[Task to carry out] For every line in the data below that contains "Interruption", copy the line.
- - -
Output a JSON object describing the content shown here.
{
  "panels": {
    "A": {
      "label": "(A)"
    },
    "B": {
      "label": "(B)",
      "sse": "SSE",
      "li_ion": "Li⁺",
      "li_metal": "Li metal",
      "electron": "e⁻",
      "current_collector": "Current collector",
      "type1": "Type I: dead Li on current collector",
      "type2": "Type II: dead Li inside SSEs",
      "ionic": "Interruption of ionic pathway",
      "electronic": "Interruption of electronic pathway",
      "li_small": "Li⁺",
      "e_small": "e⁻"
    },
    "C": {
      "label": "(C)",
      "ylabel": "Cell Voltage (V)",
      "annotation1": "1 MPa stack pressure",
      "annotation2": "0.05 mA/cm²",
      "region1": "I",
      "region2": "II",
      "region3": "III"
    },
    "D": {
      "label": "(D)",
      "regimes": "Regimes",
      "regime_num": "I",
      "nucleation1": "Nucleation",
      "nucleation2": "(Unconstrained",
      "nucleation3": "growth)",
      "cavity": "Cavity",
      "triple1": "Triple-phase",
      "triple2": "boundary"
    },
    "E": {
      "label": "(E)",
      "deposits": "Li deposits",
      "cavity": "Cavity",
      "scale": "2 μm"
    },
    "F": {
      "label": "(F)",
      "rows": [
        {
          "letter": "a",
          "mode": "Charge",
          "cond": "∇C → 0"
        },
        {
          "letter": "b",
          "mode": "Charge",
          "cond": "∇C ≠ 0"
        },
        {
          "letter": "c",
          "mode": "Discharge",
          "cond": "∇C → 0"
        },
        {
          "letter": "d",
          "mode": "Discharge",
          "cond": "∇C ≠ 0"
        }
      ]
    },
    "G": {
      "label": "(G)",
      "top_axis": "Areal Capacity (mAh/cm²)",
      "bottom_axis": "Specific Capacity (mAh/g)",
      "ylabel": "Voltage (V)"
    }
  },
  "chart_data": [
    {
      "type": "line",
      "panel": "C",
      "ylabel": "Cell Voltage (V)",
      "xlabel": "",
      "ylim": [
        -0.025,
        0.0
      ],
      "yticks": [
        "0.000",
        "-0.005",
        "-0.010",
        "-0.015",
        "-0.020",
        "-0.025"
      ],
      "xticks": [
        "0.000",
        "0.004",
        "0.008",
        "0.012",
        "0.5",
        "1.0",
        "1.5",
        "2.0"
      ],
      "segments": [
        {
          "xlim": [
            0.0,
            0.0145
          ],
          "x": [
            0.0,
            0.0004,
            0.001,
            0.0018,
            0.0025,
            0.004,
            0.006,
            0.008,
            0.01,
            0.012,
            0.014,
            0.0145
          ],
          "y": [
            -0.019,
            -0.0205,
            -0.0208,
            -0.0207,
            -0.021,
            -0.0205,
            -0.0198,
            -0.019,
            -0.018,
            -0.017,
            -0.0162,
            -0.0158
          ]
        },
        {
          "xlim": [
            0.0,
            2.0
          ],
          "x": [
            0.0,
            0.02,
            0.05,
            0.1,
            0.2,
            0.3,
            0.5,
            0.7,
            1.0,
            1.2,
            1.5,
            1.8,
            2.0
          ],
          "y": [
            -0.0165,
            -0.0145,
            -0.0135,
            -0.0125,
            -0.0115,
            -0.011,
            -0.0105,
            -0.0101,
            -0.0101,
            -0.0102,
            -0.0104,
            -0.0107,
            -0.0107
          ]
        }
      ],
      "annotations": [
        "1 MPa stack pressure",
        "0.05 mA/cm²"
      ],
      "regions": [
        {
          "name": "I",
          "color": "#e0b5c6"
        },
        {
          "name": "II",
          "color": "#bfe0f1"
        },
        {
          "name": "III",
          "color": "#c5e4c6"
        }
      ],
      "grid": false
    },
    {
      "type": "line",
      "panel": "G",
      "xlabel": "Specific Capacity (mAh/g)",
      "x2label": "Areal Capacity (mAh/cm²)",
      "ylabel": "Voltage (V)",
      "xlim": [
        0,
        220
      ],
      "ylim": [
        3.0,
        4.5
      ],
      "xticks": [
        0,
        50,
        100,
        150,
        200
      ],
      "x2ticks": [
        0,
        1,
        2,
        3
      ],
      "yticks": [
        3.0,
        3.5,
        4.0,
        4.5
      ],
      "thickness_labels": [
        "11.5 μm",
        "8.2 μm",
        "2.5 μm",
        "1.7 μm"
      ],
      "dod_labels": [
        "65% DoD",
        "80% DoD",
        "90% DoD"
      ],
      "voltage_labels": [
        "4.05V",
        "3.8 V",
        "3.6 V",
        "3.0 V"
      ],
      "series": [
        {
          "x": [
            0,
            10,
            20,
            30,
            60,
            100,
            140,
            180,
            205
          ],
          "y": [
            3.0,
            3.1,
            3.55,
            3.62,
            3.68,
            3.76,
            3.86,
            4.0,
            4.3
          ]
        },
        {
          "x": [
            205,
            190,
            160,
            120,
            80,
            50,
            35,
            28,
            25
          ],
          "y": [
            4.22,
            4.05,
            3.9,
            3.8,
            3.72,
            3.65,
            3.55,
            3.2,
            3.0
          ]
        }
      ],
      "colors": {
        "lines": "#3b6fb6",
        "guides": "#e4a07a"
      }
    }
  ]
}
- - -
[Solution for this problem]
      "ionic": "Interruption of ionic pathway",
      "electronic": "Interruption of electronic pathway",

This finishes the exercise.